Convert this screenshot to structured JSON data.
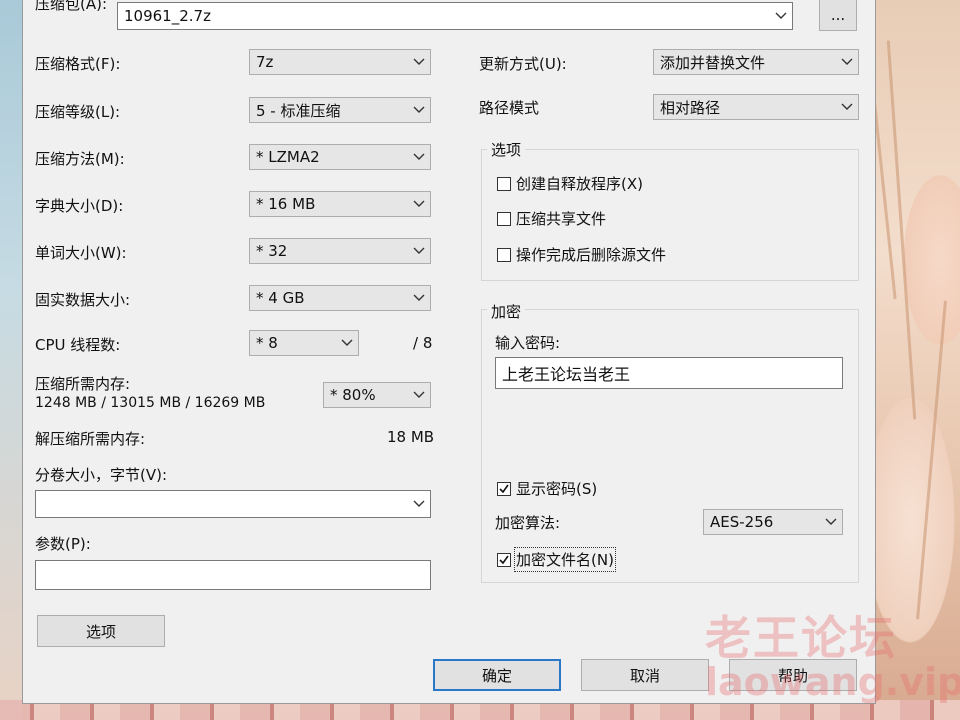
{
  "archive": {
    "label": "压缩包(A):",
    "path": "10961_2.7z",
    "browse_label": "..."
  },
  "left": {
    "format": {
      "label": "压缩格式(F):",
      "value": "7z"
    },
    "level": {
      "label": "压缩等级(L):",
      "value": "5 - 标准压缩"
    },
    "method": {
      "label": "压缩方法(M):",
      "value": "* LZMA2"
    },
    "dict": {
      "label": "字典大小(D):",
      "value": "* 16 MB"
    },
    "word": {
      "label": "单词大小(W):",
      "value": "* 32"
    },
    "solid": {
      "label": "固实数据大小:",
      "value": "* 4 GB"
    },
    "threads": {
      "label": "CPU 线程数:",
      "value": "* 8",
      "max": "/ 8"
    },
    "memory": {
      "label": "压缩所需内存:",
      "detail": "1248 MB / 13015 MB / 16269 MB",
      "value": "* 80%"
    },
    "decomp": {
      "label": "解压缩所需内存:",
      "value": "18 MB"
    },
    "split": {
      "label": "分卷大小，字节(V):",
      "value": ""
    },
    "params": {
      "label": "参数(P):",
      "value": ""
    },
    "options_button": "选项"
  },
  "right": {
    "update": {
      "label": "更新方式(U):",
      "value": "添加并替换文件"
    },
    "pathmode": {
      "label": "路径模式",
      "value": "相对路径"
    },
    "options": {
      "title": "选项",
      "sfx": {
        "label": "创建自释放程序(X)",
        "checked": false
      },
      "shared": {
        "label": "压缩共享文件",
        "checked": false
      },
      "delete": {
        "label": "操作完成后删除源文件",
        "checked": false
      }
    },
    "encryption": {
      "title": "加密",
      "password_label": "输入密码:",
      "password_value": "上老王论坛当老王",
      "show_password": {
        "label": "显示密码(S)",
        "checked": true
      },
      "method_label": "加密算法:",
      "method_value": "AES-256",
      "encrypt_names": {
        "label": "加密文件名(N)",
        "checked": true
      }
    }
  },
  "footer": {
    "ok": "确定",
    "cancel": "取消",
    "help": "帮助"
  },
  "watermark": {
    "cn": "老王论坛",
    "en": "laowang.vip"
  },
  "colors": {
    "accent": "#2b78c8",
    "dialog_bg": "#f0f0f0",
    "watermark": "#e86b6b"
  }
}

——————

→ Task: Copy every record character for character. Skip the pictures.

→ Exercise solution:
Convert this screenshot to structured JSON data.
{
  "archive": {
    "label": "压缩包(A):",
    "path": "10961_2.7z",
    "browse_label": "..."
  },
  "left": {
    "format": {
      "label": "压缩格式(F):",
      "value": "7z"
    },
    "level": {
      "label": "压缩等级(L):",
      "value": "5 - 标准压缩"
    },
    "method": {
      "label": "压缩方法(M):",
      "value": "* LZMA2"
    },
    "dict": {
      "label": "字典大小(D):",
      "value": "* 16 MB"
    },
    "word": {
      "label": "单词大小(W):",
      "value": "* 32"
    },
    "solid": {
      "label": "固实数据大小:",
      "value": "* 4 GB"
    },
    "threads": {
      "label": "CPU 线程数:",
      "value": "* 8",
      "max": "/ 8"
    },
    "memory": {
      "label": "压缩所需内存:",
      "detail": "1248 MB / 13015 MB / 16269 MB",
      "value": "* 80%"
    },
    "decomp": {
      "label": "解压缩所需内存:",
      "value": "18 MB"
    },
    "split": {
      "label": "分卷大小，字节(V):",
      "value": ""
    },
    "params": {
      "label": "参数(P):",
      "value": ""
    },
    "options_button": "选项"
  },
  "right": {
    "update": {
      "label": "更新方式(U):",
      "value": "添加并替换文件"
    },
    "pathmode": {
      "label": "路径模式",
      "value": "相对路径"
    },
    "options": {
      "title": "选项",
      "sfx": {
        "label": "创建自释放程序(X)",
        "checked": false
      },
      "shared": {
        "label": "压缩共享文件",
        "checked": false
      },
      "delete": {
        "label": "操作完成后删除源文件",
        "checked": false
      }
    },
    "encryption": {
      "title": "加密",
      "password_label": "输入密码:",
      "password_value": "上老王论坛当老王",
      "show_password": {
        "label": "显示密码(S)",
        "checked": true
      },
      "method_label": "加密算法:",
      "method_value": "AES-256",
      "encrypt_names": {
        "label": "加密文件名(N)",
        "checked": true
      }
    }
  },
  "footer": {
    "ok": "确定",
    "cancel": "取消",
    "help": "帮助"
  },
  "watermark": {
    "cn": "老王论坛",
    "en": "laowang.vip"
  },
  "colors": {
    "accent": "#2b78c8",
    "dialog_bg": "#f0f0f0",
    "watermark": "#e86b6b"
  }
}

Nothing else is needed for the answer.